-- start of Available data --

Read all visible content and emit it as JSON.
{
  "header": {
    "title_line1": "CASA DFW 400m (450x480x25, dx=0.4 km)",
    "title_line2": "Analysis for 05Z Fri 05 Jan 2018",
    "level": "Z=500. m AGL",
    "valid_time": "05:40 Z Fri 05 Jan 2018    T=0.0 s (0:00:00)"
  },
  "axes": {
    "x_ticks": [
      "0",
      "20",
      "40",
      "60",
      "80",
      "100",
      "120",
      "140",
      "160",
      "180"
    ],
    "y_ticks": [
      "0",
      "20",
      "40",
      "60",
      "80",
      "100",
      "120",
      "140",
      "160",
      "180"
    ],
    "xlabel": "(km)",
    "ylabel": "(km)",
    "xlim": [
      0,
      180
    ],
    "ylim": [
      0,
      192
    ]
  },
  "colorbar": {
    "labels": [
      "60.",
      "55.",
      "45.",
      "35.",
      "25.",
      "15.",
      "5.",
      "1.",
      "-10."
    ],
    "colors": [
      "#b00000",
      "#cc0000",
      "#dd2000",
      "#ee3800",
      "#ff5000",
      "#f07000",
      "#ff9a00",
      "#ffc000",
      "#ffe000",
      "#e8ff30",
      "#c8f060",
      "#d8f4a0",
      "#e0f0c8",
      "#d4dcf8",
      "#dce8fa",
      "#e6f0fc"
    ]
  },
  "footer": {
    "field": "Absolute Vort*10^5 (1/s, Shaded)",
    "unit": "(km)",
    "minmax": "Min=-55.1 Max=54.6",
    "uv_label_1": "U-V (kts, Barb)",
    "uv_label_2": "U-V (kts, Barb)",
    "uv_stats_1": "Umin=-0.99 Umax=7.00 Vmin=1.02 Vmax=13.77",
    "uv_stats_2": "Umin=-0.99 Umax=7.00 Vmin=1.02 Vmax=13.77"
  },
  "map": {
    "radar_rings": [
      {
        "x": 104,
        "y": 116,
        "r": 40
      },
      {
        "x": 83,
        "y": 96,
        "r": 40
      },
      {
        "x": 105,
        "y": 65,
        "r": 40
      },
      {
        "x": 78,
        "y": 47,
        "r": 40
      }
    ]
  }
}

-- end of Available data --

Exercise prompt
Select every line of the records holding the string "Barb".

Problem solution
    "uv_label_1": "U-V (kts, Barb)",
    "uv_label_2": "U-V (kts, Barb)",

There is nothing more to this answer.